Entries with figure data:
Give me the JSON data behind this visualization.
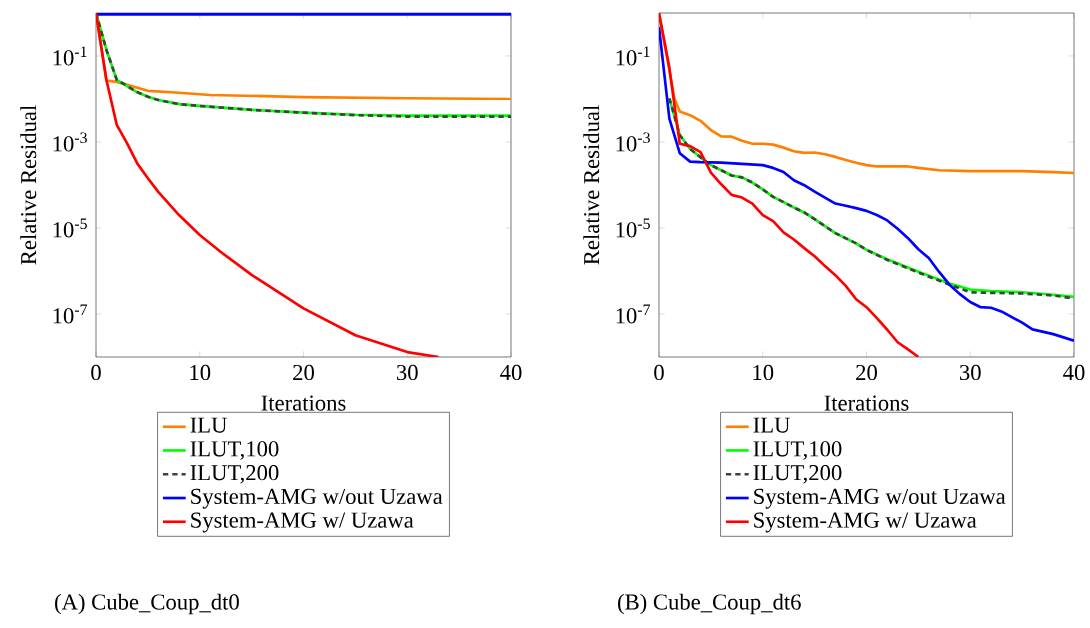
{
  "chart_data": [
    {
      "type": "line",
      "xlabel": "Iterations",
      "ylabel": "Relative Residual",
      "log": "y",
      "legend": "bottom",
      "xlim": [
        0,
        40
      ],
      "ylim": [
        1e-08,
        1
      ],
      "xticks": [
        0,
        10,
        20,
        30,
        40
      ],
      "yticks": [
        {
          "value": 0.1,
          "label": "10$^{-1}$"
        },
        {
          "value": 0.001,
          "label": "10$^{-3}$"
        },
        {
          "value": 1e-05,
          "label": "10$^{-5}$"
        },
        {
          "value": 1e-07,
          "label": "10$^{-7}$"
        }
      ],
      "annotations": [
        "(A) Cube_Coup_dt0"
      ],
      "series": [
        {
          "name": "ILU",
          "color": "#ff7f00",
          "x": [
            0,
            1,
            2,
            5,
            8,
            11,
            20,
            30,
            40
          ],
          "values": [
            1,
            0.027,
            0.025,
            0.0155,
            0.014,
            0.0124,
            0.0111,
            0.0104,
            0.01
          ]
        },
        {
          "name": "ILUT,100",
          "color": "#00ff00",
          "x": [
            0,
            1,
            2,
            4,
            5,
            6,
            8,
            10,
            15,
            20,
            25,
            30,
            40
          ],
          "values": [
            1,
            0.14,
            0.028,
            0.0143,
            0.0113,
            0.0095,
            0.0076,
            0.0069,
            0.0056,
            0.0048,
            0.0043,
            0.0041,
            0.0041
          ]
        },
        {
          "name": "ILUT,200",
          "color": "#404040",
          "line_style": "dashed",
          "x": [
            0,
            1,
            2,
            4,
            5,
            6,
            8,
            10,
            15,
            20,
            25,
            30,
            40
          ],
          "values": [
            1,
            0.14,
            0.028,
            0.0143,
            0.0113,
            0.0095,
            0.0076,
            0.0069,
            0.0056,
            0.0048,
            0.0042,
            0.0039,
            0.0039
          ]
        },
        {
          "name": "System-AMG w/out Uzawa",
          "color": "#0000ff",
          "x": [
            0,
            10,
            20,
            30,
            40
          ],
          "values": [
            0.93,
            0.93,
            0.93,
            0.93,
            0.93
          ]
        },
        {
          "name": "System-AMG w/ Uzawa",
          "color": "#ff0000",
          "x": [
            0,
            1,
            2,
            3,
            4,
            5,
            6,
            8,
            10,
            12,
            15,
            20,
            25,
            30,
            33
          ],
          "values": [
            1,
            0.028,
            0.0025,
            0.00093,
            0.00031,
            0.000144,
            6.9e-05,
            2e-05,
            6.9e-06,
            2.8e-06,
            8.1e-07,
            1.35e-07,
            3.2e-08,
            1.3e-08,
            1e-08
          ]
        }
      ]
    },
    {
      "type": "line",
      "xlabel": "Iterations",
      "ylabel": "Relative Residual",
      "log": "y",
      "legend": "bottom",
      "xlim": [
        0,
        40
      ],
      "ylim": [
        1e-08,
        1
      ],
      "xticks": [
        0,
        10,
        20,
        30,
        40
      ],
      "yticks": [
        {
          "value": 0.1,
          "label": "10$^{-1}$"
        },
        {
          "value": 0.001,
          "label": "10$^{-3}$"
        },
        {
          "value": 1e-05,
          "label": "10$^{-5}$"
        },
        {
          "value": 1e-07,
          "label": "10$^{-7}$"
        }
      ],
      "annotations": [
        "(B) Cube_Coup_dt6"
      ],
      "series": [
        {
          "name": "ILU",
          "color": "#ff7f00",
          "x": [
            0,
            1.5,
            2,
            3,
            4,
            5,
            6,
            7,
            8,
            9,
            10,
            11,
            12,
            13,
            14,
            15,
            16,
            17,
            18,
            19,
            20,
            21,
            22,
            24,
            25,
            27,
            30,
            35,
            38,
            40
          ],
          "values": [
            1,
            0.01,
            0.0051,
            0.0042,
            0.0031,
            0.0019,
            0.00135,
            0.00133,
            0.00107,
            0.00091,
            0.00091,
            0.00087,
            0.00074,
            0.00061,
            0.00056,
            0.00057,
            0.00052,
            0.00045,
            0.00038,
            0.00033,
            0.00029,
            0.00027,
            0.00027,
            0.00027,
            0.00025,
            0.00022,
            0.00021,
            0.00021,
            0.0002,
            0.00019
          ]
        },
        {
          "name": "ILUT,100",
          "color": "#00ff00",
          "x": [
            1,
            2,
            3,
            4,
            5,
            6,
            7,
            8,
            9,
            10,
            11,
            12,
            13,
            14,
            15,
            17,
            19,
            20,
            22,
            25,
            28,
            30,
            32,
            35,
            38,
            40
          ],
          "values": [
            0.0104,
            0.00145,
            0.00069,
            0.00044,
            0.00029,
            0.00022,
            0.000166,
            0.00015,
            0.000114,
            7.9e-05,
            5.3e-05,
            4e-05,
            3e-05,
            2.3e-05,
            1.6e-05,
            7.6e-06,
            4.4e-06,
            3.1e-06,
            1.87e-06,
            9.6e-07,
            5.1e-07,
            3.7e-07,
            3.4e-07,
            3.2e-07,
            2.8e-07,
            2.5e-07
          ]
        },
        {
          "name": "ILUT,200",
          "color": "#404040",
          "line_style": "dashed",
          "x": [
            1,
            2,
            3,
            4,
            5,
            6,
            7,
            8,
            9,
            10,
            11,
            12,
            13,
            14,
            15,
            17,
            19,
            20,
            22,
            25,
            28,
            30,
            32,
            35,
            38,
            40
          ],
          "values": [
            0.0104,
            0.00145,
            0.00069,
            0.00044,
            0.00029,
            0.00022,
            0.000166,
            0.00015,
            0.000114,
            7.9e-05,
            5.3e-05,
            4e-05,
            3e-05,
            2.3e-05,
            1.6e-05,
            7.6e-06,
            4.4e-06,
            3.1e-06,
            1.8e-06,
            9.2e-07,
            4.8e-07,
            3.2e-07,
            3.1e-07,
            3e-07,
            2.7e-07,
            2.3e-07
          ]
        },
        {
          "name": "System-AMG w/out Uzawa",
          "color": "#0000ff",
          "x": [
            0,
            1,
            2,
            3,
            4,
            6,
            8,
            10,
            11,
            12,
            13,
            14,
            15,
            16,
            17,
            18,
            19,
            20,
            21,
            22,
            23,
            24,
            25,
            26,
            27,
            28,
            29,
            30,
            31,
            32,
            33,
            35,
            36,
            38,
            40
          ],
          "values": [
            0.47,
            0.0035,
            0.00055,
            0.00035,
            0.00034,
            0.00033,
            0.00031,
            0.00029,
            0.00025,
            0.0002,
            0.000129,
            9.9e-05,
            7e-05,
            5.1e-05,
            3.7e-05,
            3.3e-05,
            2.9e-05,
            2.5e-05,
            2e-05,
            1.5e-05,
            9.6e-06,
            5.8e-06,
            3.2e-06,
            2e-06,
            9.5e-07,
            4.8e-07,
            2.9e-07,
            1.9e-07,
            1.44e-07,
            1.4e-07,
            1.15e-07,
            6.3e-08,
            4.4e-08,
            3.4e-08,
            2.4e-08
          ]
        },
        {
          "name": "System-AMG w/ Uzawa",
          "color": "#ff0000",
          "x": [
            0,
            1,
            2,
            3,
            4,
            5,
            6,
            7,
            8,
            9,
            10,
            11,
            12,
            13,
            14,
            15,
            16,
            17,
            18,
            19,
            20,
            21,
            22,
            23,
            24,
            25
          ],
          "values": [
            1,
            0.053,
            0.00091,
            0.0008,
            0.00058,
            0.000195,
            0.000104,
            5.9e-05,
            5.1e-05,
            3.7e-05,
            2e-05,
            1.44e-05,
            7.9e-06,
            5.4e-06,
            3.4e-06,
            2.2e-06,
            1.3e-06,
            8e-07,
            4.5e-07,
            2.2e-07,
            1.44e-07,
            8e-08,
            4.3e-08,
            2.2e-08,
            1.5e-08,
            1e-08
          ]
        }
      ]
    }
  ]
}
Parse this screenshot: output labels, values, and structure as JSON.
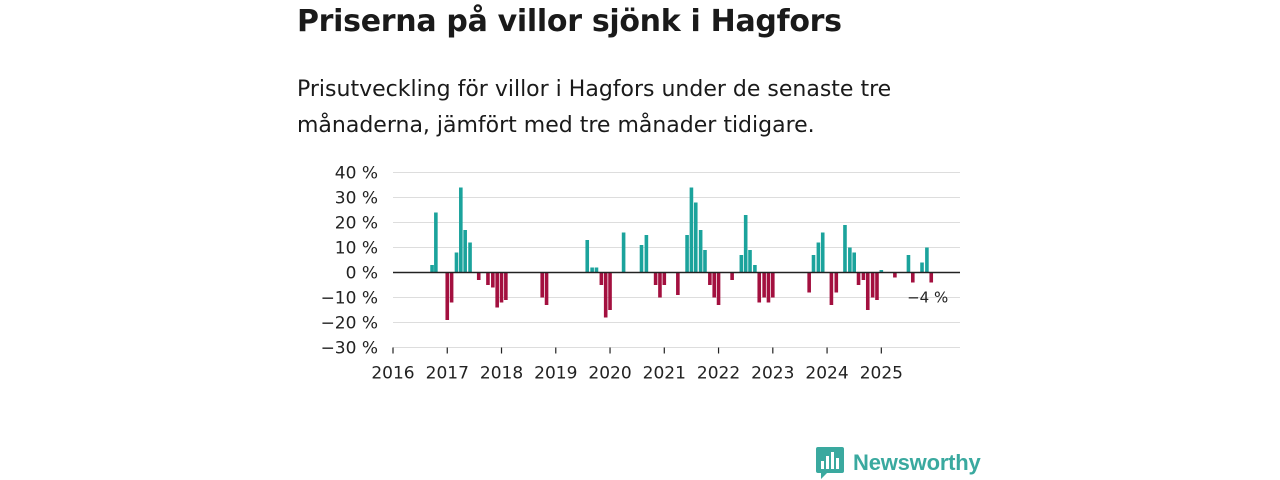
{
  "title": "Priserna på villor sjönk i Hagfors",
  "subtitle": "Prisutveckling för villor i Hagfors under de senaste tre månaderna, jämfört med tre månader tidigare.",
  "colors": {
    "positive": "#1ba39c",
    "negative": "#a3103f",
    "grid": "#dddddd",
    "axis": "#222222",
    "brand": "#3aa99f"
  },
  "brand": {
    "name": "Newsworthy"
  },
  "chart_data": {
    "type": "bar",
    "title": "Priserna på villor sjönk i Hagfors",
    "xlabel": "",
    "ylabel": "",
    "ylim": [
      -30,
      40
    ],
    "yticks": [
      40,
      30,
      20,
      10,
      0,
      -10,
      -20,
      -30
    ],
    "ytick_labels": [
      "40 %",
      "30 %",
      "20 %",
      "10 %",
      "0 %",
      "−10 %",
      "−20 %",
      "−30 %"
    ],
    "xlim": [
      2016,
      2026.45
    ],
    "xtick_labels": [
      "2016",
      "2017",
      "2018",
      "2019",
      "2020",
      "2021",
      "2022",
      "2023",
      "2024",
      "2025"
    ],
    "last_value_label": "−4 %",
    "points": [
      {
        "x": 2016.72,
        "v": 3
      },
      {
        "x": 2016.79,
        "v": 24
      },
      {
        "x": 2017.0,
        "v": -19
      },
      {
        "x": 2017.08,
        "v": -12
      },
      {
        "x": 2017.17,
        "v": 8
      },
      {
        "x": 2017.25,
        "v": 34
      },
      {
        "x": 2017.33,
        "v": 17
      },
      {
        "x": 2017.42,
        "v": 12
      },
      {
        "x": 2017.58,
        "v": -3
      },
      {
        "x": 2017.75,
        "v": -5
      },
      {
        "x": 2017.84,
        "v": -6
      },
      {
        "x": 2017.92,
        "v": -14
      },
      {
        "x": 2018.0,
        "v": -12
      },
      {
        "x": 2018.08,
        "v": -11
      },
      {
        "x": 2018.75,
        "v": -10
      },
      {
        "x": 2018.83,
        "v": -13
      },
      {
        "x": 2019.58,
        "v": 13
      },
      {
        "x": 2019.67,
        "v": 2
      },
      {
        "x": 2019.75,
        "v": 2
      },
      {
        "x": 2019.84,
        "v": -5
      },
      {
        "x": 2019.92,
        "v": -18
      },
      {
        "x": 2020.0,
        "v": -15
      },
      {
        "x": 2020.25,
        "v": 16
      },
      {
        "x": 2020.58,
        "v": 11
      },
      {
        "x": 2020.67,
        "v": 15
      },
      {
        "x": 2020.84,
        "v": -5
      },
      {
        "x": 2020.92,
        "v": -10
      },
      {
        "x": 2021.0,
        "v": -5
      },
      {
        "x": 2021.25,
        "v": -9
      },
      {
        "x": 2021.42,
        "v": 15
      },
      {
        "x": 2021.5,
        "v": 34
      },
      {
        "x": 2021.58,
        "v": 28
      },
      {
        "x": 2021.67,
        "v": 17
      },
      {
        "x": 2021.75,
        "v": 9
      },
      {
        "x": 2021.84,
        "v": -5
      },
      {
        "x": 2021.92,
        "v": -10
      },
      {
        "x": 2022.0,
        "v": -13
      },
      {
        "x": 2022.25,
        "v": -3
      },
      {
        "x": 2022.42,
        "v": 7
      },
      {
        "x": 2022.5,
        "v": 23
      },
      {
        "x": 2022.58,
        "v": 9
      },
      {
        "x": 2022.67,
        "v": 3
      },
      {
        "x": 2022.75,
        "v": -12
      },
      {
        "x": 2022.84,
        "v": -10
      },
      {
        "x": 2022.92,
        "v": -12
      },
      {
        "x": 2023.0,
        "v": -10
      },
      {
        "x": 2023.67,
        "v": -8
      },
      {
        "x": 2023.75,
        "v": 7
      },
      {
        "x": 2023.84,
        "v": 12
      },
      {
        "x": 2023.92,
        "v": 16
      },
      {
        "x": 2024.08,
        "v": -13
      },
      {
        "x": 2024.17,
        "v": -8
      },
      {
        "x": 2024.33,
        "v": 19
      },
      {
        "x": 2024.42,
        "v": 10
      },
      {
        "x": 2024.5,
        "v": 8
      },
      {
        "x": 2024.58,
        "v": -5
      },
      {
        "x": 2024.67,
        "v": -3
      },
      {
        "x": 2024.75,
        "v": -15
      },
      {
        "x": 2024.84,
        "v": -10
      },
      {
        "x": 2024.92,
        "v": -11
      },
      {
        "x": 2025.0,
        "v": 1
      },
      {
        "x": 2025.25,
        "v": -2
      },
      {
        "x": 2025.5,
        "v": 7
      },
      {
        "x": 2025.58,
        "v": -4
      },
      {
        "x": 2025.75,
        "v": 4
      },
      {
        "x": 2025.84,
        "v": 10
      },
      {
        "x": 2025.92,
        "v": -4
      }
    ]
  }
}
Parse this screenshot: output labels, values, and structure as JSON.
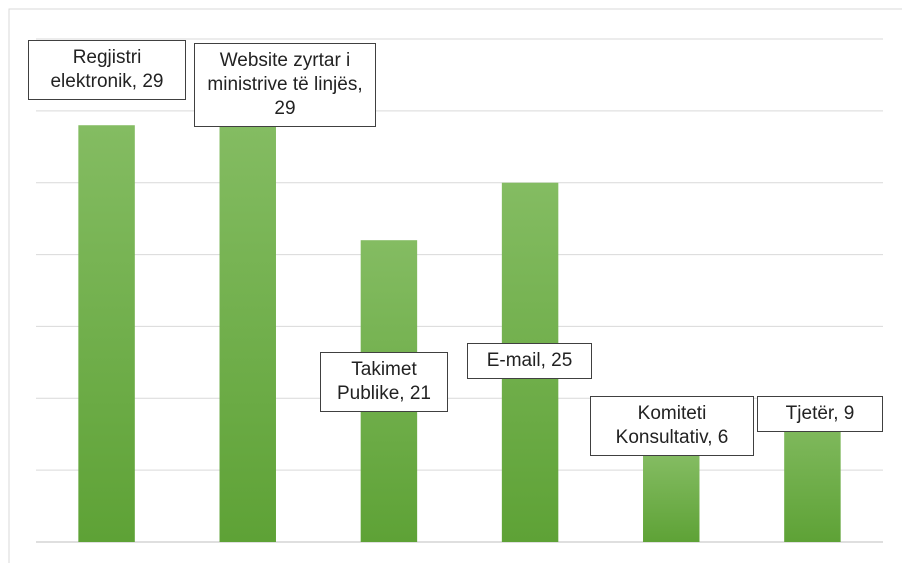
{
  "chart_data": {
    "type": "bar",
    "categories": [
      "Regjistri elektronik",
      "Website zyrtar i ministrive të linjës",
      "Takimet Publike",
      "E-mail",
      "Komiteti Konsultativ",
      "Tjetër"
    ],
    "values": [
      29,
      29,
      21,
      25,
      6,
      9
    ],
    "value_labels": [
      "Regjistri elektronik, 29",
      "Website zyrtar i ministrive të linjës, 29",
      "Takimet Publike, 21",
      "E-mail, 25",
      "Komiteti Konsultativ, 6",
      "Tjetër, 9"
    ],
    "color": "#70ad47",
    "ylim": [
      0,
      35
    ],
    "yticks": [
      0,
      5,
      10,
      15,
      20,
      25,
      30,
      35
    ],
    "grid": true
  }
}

→ **EXERCISE INSTRUCTIONS**
Identify the lines in the entries above that contain "linjës", then copy them out.

→ **SOLVED PROBLEM**
      "Website zyrtar i ministrive të linjës",
      "Website zyrtar i ministrive të linjës, 29",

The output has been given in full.